_WHAT IS NEEDED_. Extract each line of the material that follows exactly and omit its pictures.

Items from a dataset
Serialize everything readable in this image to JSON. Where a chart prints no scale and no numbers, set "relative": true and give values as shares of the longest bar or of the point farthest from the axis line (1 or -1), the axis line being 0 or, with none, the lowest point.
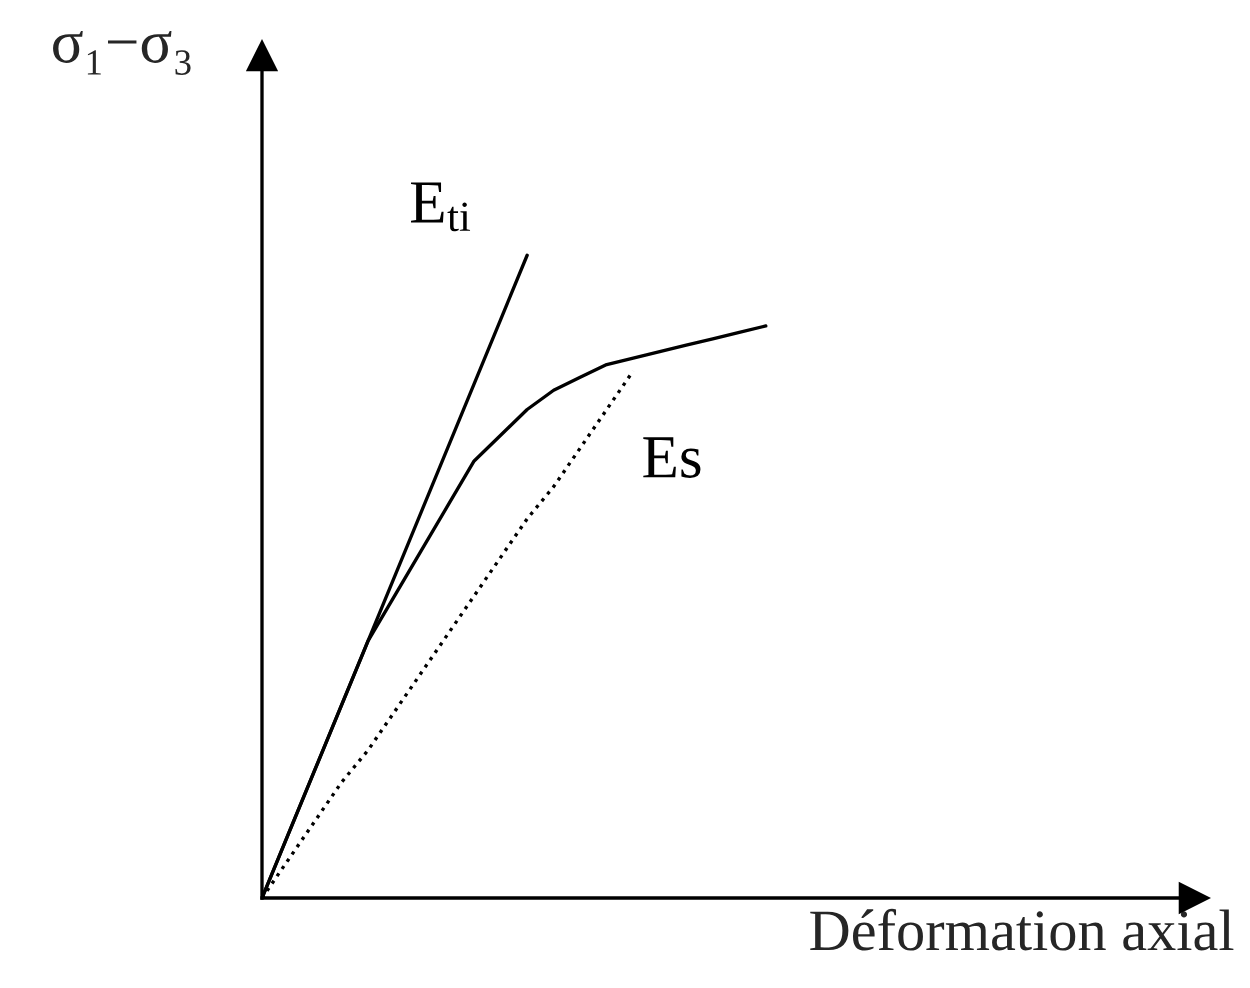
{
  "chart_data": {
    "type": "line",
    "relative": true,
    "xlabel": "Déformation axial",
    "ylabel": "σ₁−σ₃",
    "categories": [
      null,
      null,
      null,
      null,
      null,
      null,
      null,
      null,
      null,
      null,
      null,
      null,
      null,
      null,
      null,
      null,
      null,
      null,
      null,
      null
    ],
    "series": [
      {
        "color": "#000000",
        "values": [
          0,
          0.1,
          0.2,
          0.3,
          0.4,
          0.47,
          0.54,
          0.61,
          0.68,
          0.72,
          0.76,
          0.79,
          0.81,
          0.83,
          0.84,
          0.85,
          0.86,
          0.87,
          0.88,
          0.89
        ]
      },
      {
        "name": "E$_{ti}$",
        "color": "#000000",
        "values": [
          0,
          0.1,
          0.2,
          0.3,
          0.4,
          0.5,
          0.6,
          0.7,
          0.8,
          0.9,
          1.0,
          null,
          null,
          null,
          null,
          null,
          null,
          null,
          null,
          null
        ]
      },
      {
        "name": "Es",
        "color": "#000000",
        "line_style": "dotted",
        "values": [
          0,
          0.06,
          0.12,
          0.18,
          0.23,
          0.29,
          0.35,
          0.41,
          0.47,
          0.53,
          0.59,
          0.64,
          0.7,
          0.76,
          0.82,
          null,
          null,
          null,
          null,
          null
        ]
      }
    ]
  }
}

_ANSWER TO THIS PROBLEM_.
Serialize everything readable in this image to JSON. Where a chart prints no scale and no numbers, set "relative": true and give values as shares of the longest bar or of the point farthest from the axis line (1 or -1), the axis line being 0 or, with none, the lowest point.
{
  "chart_data": {
    "type": "line",
    "relative": true,
    "xlabel": "Déformation axial",
    "ylabel": "σ₁−σ₃",
    "categories": [
      null,
      null,
      null,
      null,
      null,
      null,
      null,
      null,
      null,
      null,
      null,
      null,
      null,
      null,
      null,
      null,
      null,
      null,
      null,
      null
    ],
    "series": [
      {
        "color": "#000000",
        "values": [
          0,
          0.1,
          0.2,
          0.3,
          0.4,
          0.47,
          0.54,
          0.61,
          0.68,
          0.72,
          0.76,
          0.79,
          0.81,
          0.83,
          0.84,
          0.85,
          0.86,
          0.87,
          0.88,
          0.89
        ]
      },
      {
        "name": "E$_{ti}$",
        "color": "#000000",
        "values": [
          0,
          0.1,
          0.2,
          0.3,
          0.4,
          0.5,
          0.6,
          0.7,
          0.8,
          0.9,
          1.0,
          null,
          null,
          null,
          null,
          null,
          null,
          null,
          null,
          null
        ]
      },
      {
        "name": "Es",
        "color": "#000000",
        "line_style": "dotted",
        "values": [
          0,
          0.06,
          0.12,
          0.18,
          0.23,
          0.29,
          0.35,
          0.41,
          0.47,
          0.53,
          0.59,
          0.64,
          0.7,
          0.76,
          0.82,
          null,
          null,
          null,
          null,
          null
        ]
      }
    ]
  }
}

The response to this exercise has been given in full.